(What the task asks):
Select every line containing the word "color" from the material, and copy those lines.
┌─ Provided information
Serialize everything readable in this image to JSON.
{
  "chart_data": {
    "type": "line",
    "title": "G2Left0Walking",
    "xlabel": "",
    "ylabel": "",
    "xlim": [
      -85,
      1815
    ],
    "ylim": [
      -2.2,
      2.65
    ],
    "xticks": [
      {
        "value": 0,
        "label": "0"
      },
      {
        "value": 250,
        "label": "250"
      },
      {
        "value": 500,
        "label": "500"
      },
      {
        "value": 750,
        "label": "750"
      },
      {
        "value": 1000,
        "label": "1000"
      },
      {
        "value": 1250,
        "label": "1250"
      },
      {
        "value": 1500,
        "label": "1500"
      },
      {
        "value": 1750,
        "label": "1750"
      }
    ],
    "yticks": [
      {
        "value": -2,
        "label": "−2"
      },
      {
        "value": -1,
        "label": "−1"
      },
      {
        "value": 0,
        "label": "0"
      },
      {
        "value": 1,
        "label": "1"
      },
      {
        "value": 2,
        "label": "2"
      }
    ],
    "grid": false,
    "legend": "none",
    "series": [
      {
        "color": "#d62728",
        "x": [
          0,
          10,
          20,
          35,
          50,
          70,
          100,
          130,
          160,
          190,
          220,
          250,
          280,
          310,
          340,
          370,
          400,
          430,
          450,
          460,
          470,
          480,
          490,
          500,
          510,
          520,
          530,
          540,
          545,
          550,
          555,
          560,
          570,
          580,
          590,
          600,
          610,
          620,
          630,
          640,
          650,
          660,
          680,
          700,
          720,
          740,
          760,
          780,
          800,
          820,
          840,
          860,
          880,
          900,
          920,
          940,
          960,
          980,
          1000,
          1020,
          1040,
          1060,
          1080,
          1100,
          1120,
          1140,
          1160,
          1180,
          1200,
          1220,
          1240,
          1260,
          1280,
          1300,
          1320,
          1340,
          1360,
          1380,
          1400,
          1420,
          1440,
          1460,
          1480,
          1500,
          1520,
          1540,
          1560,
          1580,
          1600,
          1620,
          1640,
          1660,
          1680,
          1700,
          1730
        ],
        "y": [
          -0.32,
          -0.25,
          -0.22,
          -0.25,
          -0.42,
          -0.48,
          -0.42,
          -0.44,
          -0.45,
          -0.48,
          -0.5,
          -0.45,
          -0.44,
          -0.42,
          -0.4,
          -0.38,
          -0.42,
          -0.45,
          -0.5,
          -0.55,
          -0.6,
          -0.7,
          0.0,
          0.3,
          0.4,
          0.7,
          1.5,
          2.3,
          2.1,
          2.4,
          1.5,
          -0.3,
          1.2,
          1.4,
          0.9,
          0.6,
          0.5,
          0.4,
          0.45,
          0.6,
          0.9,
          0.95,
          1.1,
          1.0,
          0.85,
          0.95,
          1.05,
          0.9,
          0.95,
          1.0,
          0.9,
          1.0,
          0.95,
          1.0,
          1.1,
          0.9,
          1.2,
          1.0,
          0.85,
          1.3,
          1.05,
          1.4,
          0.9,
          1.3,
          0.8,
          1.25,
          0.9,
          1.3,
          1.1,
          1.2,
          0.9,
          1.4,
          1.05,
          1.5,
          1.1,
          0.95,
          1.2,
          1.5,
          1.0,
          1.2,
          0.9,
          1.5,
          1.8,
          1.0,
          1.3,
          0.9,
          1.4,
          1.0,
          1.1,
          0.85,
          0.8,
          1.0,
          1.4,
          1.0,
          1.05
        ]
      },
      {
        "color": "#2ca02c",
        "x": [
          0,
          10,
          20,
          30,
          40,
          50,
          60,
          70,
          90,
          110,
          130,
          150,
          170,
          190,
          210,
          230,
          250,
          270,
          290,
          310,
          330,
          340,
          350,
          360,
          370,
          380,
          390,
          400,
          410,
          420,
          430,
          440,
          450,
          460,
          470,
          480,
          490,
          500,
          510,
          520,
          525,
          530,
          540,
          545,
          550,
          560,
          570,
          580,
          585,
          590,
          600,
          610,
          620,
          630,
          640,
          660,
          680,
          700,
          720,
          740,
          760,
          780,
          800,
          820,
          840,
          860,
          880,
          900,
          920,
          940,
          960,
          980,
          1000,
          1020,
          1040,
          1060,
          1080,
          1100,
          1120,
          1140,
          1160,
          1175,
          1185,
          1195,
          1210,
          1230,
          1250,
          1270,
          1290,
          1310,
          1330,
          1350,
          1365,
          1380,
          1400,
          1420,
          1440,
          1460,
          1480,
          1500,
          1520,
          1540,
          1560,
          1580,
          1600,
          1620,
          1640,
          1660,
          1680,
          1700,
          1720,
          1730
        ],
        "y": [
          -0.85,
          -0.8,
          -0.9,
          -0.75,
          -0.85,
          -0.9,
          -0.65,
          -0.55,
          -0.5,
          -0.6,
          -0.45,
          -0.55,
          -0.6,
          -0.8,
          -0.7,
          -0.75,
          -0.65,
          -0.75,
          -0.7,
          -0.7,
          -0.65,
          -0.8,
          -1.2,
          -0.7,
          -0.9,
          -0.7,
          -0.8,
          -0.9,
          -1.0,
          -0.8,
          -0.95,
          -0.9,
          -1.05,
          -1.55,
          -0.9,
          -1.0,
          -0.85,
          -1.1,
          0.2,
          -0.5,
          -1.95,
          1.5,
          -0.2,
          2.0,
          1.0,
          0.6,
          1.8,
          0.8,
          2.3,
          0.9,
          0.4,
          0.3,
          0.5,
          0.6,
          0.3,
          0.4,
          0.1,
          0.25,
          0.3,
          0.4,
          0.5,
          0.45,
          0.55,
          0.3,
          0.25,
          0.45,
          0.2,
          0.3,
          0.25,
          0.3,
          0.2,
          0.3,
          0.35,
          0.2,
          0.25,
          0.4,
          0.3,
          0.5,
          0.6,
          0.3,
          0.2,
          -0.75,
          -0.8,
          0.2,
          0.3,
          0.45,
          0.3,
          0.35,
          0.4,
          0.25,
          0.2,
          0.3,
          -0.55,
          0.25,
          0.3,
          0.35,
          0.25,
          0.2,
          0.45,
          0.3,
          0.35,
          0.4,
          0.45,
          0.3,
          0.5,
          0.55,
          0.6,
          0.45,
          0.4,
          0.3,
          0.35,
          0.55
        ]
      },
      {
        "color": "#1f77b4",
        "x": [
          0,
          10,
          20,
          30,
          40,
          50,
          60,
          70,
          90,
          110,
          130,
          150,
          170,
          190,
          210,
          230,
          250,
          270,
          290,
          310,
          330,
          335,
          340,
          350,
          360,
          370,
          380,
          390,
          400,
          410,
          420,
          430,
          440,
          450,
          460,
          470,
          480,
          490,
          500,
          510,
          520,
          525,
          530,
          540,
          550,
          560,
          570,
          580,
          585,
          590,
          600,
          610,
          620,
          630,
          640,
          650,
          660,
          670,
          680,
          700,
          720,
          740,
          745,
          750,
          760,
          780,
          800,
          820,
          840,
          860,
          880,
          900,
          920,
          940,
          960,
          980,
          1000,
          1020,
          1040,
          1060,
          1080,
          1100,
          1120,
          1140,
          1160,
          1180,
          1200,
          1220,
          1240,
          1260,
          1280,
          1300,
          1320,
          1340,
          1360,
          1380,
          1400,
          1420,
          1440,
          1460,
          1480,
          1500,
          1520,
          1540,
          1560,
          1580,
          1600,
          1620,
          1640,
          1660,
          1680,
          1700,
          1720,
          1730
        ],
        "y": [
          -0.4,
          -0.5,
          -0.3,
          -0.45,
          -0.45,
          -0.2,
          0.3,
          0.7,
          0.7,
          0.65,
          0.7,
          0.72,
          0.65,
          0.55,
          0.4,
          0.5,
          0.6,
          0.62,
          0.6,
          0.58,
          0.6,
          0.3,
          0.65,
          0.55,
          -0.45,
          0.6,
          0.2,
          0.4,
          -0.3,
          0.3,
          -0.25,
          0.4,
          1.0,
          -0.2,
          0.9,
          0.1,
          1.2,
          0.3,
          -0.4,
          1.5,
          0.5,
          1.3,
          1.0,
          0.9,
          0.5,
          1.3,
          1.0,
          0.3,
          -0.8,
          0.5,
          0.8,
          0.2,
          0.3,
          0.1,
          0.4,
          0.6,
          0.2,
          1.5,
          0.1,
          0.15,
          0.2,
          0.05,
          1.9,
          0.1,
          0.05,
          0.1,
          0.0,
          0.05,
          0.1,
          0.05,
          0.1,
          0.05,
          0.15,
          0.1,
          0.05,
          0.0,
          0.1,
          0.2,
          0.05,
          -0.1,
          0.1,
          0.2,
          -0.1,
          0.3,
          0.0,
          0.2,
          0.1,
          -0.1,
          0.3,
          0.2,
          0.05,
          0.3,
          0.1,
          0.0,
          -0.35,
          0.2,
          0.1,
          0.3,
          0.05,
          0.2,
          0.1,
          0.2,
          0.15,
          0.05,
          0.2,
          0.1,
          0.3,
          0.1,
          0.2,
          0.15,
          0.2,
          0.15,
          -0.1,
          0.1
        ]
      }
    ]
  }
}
└─
(Full output):
        "color": "#d62728",
        "color": "#2ca02c",
        "color": "#1f77b4",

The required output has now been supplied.